Data provided:
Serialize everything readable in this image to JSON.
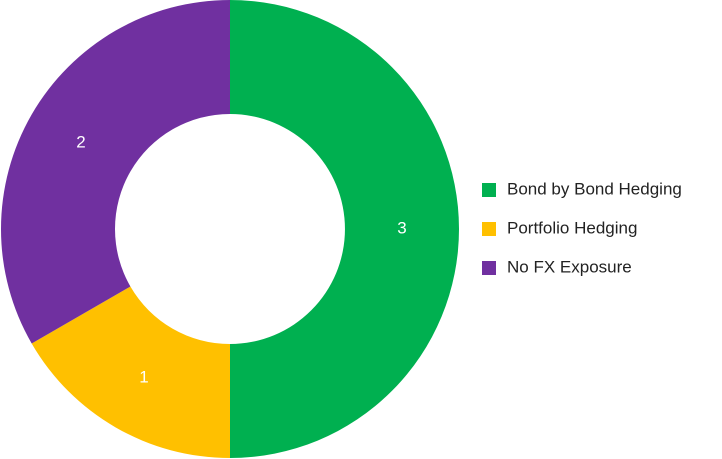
{
  "chart_data": {
    "type": "donut",
    "categories": [
      "Bond by Bond Hedging",
      "Portfolio Hedging",
      "No FX Exposure"
    ],
    "values": [
      3,
      1,
      2
    ],
    "colors": [
      "#00b050",
      "#ffc000",
      "#7030a0"
    ],
    "legend": "right"
  }
}
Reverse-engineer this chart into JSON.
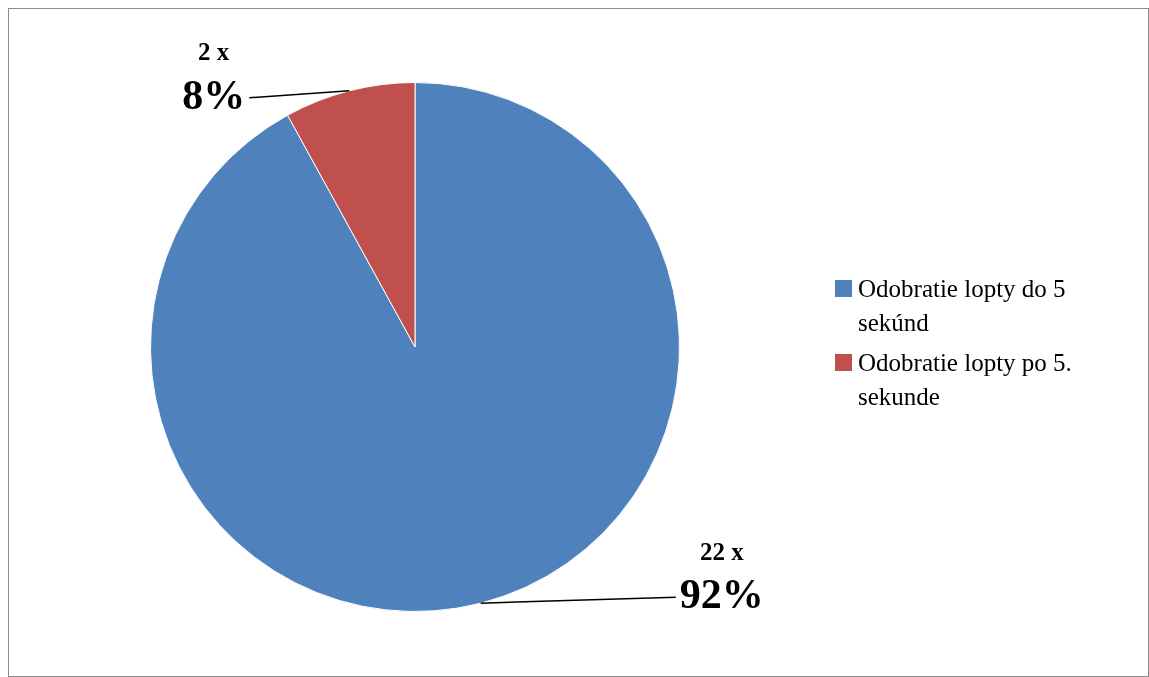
{
  "chart_data": {
    "type": "pie",
    "categories": [
      "Odobratie lopty do 5 sekúnd",
      "Odobratie lopty po 5. sekunde"
    ],
    "values": [
      92,
      8
    ],
    "colors": [
      "#4f81bd",
      "#c0504d"
    ],
    "value_labels": [
      "22 x\n92%",
      "2 x\n8%"
    ],
    "legend": "right"
  }
}
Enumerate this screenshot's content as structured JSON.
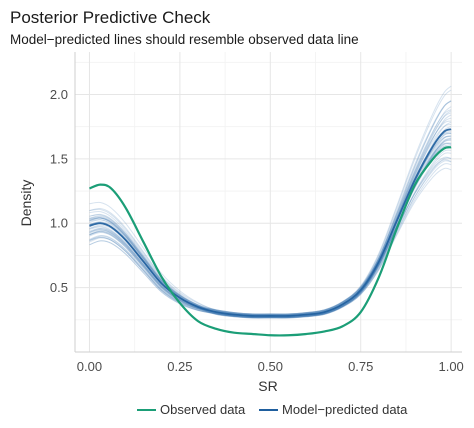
{
  "chart_data": {
    "type": "line",
    "title": "Posterior Predictive Check",
    "subtitle": "Model−predicted lines should resemble observed data line",
    "xlabel": "SR",
    "ylabel": "Density",
    "xlim": [
      -0.04,
      1.03
    ],
    "ylim": [
      0.0,
      2.33
    ],
    "x_ticks": [
      0.0,
      0.25,
      0.5,
      0.75,
      1.0
    ],
    "x_tick_labels": [
      "0.00",
      "0.25",
      "0.50",
      "0.75",
      "1.00"
    ],
    "y_ticks": [
      0.5,
      1.0,
      1.5,
      2.0
    ],
    "y_tick_labels": [
      "0.5",
      "1.0",
      "1.5",
      "2.0"
    ],
    "grid": true,
    "legend_position": "bottom",
    "legend": [
      {
        "label": "Observed data",
        "color": "#1b9e77"
      },
      {
        "label": "Model−predicted data",
        "color": "#1f5f9e"
      }
    ],
    "series": [
      {
        "name": "Observed data",
        "color": "#1b9e77",
        "x": [
          0.0,
          0.03,
          0.06,
          0.1,
          0.15,
          0.2,
          0.25,
          0.3,
          0.35,
          0.4,
          0.45,
          0.5,
          0.55,
          0.6,
          0.65,
          0.7,
          0.75,
          0.8,
          0.85,
          0.9,
          0.95,
          0.98,
          1.0
        ],
        "y": [
          1.27,
          1.3,
          1.27,
          1.12,
          0.85,
          0.58,
          0.38,
          0.24,
          0.18,
          0.15,
          0.14,
          0.13,
          0.13,
          0.14,
          0.16,
          0.2,
          0.31,
          0.58,
          0.96,
          1.3,
          1.5,
          1.58,
          1.59
        ]
      },
      {
        "name": "Model−predicted data",
        "color": "#1f5f9e",
        "x": [
          0.0,
          0.03,
          0.06,
          0.1,
          0.15,
          0.2,
          0.25,
          0.3,
          0.35,
          0.4,
          0.45,
          0.5,
          0.55,
          0.6,
          0.65,
          0.7,
          0.75,
          0.8,
          0.85,
          0.9,
          0.95,
          0.98,
          1.0
        ],
        "y": [
          0.98,
          1.0,
          0.97,
          0.87,
          0.7,
          0.53,
          0.42,
          0.35,
          0.31,
          0.29,
          0.28,
          0.28,
          0.28,
          0.29,
          0.31,
          0.37,
          0.48,
          0.7,
          1.02,
          1.34,
          1.6,
          1.71,
          1.73
        ]
      }
    ],
    "replicates": {
      "color": "#4a7fb5",
      "count": 40
    }
  }
}
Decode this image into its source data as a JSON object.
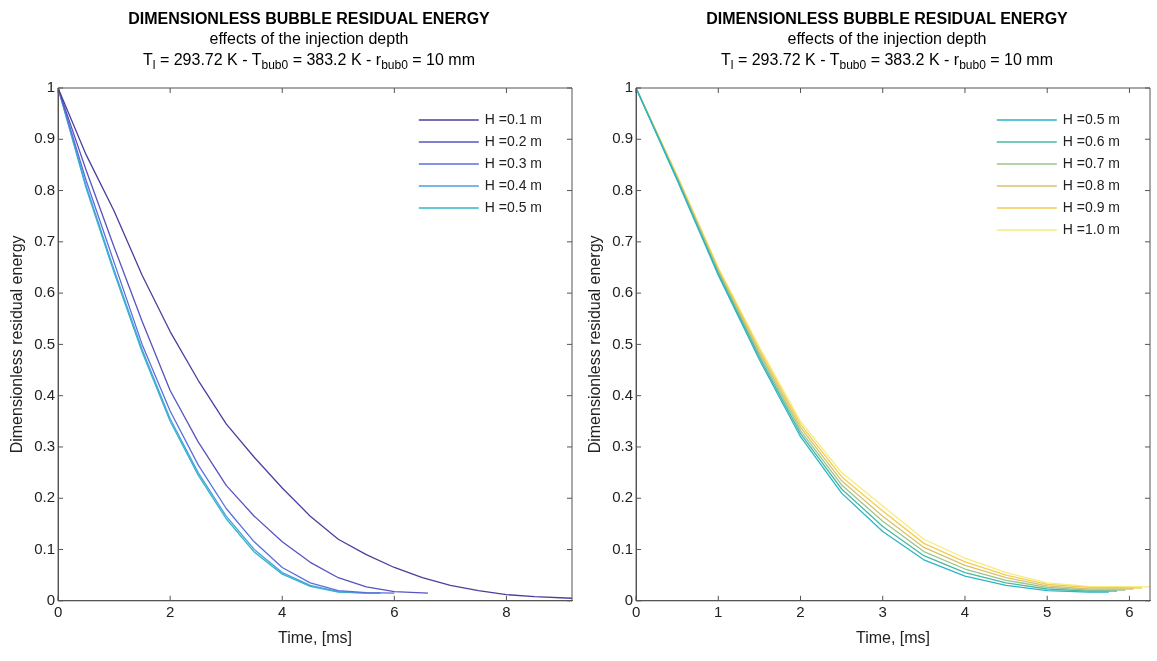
{
  "chart_data": [
    {
      "type": "line",
      "title": "DIMENSIONLESS BUBBLE RESIDUAL ENERGY",
      "subtitle": "effects of the injection depth\nT$_{l}$ = 293.72 K - T$_{bub0}$ = 383.2 K - r$_{bub0}$ = 10 mm",
      "xlabel": "Time, [ms]",
      "ylabel": "Dimensionless residual energy",
      "xlim": [
        0,
        9.17
      ],
      "xticks": [
        0,
        2,
        4,
        6,
        8
      ],
      "ylim": [
        0,
        1
      ],
      "yticks": [
        0,
        0.1,
        0.2,
        0.3,
        0.4,
        0.5,
        0.6,
        0.7,
        0.8,
        0.9,
        1
      ],
      "legend": "top right",
      "series": [
        {
          "name": "H =0.1 m",
          "color": "#4b3f9e",
          "x": [
            0,
            0.5,
            1,
            1.5,
            2,
            2.5,
            3,
            3.5,
            4,
            4.5,
            5,
            5.5,
            6,
            6.5,
            7,
            7.5,
            8,
            8.5,
            9.17
          ],
          "values": [
            1,
            0.87,
            0.76,
            0.635,
            0.525,
            0.43,
            0.345,
            0.28,
            0.22,
            0.165,
            0.12,
            0.09,
            0.065,
            0.045,
            0.03,
            0.02,
            0.012,
            0.008,
            0.005
          ]
        },
        {
          "name": "H =0.2 m",
          "color": "#5853c0",
          "x": [
            0,
            0.5,
            1,
            1.5,
            2,
            2.5,
            3,
            3.5,
            4,
            4.5,
            5,
            5.5,
            6,
            6.6
          ],
          "values": [
            1,
            0.84,
            0.69,
            0.545,
            0.41,
            0.31,
            0.225,
            0.165,
            0.115,
            0.075,
            0.045,
            0.027,
            0.018,
            0.015
          ]
        },
        {
          "name": "H =0.3 m",
          "color": "#5b6fd8",
          "x": [
            0,
            0.5,
            1,
            1.5,
            2,
            2.5,
            3,
            3.5,
            4,
            4.5,
            5,
            5.5,
            6
          ],
          "values": [
            1,
            0.82,
            0.66,
            0.5,
            0.37,
            0.265,
            0.18,
            0.115,
            0.065,
            0.035,
            0.02,
            0.016,
            0.015
          ]
        },
        {
          "name": "H =0.4 m",
          "color": "#4aa0e0",
          "x": [
            0,
            0.5,
            1,
            1.5,
            2,
            2.5,
            3,
            3.5,
            4,
            4.5,
            5,
            5.5,
            5.75
          ],
          "values": [
            1,
            0.81,
            0.645,
            0.49,
            0.355,
            0.25,
            0.165,
            0.1,
            0.055,
            0.03,
            0.018,
            0.015,
            0.015
          ]
        },
        {
          "name": "H =0.5 m",
          "color": "#2fb8c8",
          "x": [
            0,
            0.5,
            1,
            1.5,
            2,
            2.5,
            3,
            3.5,
            4,
            4.5,
            5,
            5.5,
            5.75
          ],
          "values": [
            1,
            0.805,
            0.64,
            0.485,
            0.35,
            0.245,
            0.16,
            0.095,
            0.052,
            0.028,
            0.017,
            0.015,
            0.015
          ]
        }
      ]
    },
    {
      "type": "line",
      "title": "DIMENSIONLESS BUBBLE RESIDUAL ENERGY",
      "subtitle": "effects of the injection depth\nT$_{l}$ = 293.72 K - T$_{bub0}$ = 383.2 K - r$_{bub0}$ = 10 mm",
      "xlabel": "Time, [ms]",
      "ylabel": "Dimensionless residual energy",
      "xlim": [
        0,
        6.25
      ],
      "xticks": [
        0,
        1,
        2,
        3,
        4,
        5,
        6
      ],
      "ylim": [
        0,
        1
      ],
      "yticks": [
        0,
        0.1,
        0.2,
        0.3,
        0.4,
        0.5,
        0.6,
        0.7,
        0.8,
        0.9,
        1
      ],
      "legend": "top right",
      "series": [
        {
          "name": "H =0.5 m",
          "color": "#2bb5c8",
          "x": [
            0,
            0.5,
            1,
            1.5,
            2,
            2.5,
            3,
            3.5,
            4,
            4.5,
            5,
            5.5,
            5.75
          ],
          "values": [
            1,
            0.82,
            0.635,
            0.47,
            0.32,
            0.21,
            0.135,
            0.08,
            0.048,
            0.03,
            0.02,
            0.017,
            0.017
          ]
        },
        {
          "name": "H =0.6 m",
          "color": "#4ab8a0",
          "x": [
            0,
            0.5,
            1,
            1.5,
            2,
            2.5,
            3,
            3.5,
            4,
            4.5,
            5,
            5.5,
            5.85
          ],
          "values": [
            1,
            0.822,
            0.638,
            0.475,
            0.326,
            0.218,
            0.145,
            0.088,
            0.055,
            0.035,
            0.023,
            0.019,
            0.019
          ]
        },
        {
          "name": "H =0.7 m",
          "color": "#9cc48a",
          "x": [
            0,
            0.5,
            1,
            1.5,
            2,
            2.5,
            3,
            3.5,
            4,
            4.5,
            5,
            5.5,
            5.95
          ],
          "values": [
            1,
            0.824,
            0.641,
            0.48,
            0.332,
            0.226,
            0.155,
            0.096,
            0.062,
            0.04,
            0.026,
            0.021,
            0.021
          ]
        },
        {
          "name": "H =0.8 m",
          "color": "#d8c070",
          "x": [
            0,
            0.5,
            1,
            1.5,
            2,
            2.5,
            3,
            3.5,
            4,
            4.5,
            5,
            5.5,
            6.05
          ],
          "values": [
            1,
            0.826,
            0.644,
            0.485,
            0.338,
            0.234,
            0.165,
            0.104,
            0.069,
            0.045,
            0.029,
            0.023,
            0.023
          ]
        },
        {
          "name": "H =0.9 m",
          "color": "#f3cc50",
          "x": [
            0,
            0.5,
            1,
            1.5,
            2,
            2.5,
            3,
            3.5,
            4,
            4.5,
            5,
            5.5,
            6.15
          ],
          "values": [
            1,
            0.828,
            0.647,
            0.49,
            0.344,
            0.242,
            0.175,
            0.112,
            0.076,
            0.05,
            0.032,
            0.026,
            0.025
          ]
        },
        {
          "name": "H =1.0 m",
          "color": "#f6ec7a",
          "x": [
            0,
            0.5,
            1,
            1.5,
            2,
            2.5,
            3,
            3.5,
            4,
            4.5,
            5,
            5.5,
            6.25
          ],
          "values": [
            1,
            0.83,
            0.65,
            0.495,
            0.35,
            0.25,
            0.185,
            0.12,
            0.083,
            0.055,
            0.035,
            0.028,
            0.027
          ]
        }
      ]
    }
  ]
}
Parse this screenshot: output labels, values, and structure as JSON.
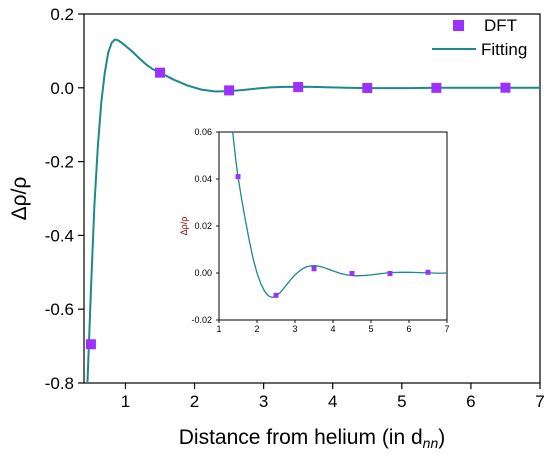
{
  "chart_data": [
    {
      "type": "scatter",
      "title": "",
      "xlabel": "Distance from helium (in d",
      "xlabel_sub": "nn",
      "xlabel_end": ")",
      "ylabel": "Δρ/ρ",
      "xlim": [
        0.4,
        7
      ],
      "ylim": [
        -0.8,
        0.2
      ],
      "xticks": [
        1,
        2,
        3,
        4,
        5,
        6,
        7
      ],
      "yticks": [
        0.2,
        0.0,
        -0.2,
        -0.4,
        -0.6,
        -0.8
      ],
      "ytick_labels": [
        "0.2",
        "0.0",
        "-0.2",
        "-0.4",
        "-0.6",
        "-0.8"
      ],
      "legend_position": "top-right",
      "series": [
        {
          "name": "DFT",
          "kind": "markers",
          "color": "#9b30ff",
          "x": [
            0.5,
            1.5,
            2.5,
            3.5,
            4.5,
            5.5,
            6.5
          ],
          "y": [
            -0.695,
            0.041,
            -0.007,
            0.002,
            -0.0005,
            -0.0002,
            0.0002
          ]
        },
        {
          "name": "Fitting",
          "kind": "line",
          "color": "#1a8a8a",
          "x": [
            0.45,
            0.5,
            0.55,
            0.6,
            0.65,
            0.7,
            0.75,
            0.8,
            0.85,
            0.9,
            1.0,
            1.1,
            1.2,
            1.3,
            1.4,
            1.5,
            1.7,
            1.9,
            2.1,
            2.3,
            2.5,
            2.7,
            2.9,
            3.1,
            3.3,
            3.5,
            3.7,
            3.9,
            4.2,
            4.5,
            4.8,
            5.1,
            5.5,
            6.0,
            6.5,
            7.0
          ],
          "y": [
            -0.8,
            -0.55,
            -0.32,
            -0.16,
            -0.04,
            0.04,
            0.095,
            0.122,
            0.131,
            0.128,
            0.114,
            0.098,
            0.08,
            0.063,
            0.05,
            0.041,
            0.022,
            0.006,
            -0.005,
            -0.01,
            -0.009,
            -0.006,
            -0.002,
            0.001,
            0.0025,
            0.003,
            0.0026,
            0.0016,
            0.0,
            -0.0008,
            -0.001,
            -0.0008,
            0.0,
            0.0002,
            0.0002,
            0.0
          ]
        }
      ]
    },
    {
      "type": "scatter",
      "title": "",
      "xlabel": "",
      "ylabel": "Δρ/ρ",
      "xlim": [
        1,
        7
      ],
      "ylim": [
        -0.02,
        0.06
      ],
      "xticks": [
        1,
        2,
        3,
        4,
        5,
        6,
        7
      ],
      "yticks": [
        -0.02,
        0.0,
        0.02,
        0.04,
        0.06
      ],
      "ytick_labels": [
        "-0.02",
        "0.00",
        "0.02",
        "0.04",
        "0.06"
      ],
      "series": [
        {
          "name": "DFT",
          "kind": "markers",
          "color": "#9b30ff",
          "x": [
            1.5,
            2.5,
            3.5,
            4.5,
            5.5,
            6.5
          ],
          "y": [
            0.041,
            -0.0095,
            0.0018,
            -0.0002,
            -0.0002,
            0.0003
          ]
        },
        {
          "name": "Fitting",
          "kind": "line",
          "color": "#1a8a8a",
          "x": [
            1.36,
            1.45,
            1.5,
            1.6,
            1.7,
            1.8,
            1.9,
            2.0,
            2.1,
            2.2,
            2.3,
            2.4,
            2.5,
            2.6,
            2.7,
            2.8,
            2.9,
            3.0,
            3.1,
            3.2,
            3.3,
            3.4,
            3.5,
            3.6,
            3.7,
            3.8,
            3.9,
            4.0,
            4.2,
            4.4,
            4.6,
            4.8,
            5.0,
            5.2,
            5.4,
            5.6,
            5.8,
            6.0,
            6.2,
            6.4,
            6.6,
            6.8,
            7.0
          ],
          "y": [
            0.06,
            0.047,
            0.041,
            0.031,
            0.022,
            0.0135,
            0.006,
            0.0,
            -0.0045,
            -0.0078,
            -0.0097,
            -0.0104,
            -0.0098,
            -0.0085,
            -0.0066,
            -0.0046,
            -0.0026,
            -0.0008,
            0.0006,
            0.0018,
            0.0026,
            0.003,
            0.0031,
            0.003,
            0.0026,
            0.0021,
            0.0015,
            0.0009,
            -0.0002,
            -0.0009,
            -0.0012,
            -0.0011,
            -0.0008,
            -0.0004,
            0.0,
            0.0002,
            0.0003,
            0.0003,
            0.0002,
            0.0001,
            0.0,
            -0.0001,
            0.0
          ]
        }
      ]
    }
  ]
}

Required task:
Of all the lines in the material above, how many contain the word "Odobratie"? Give only the count.

Expected answer:
2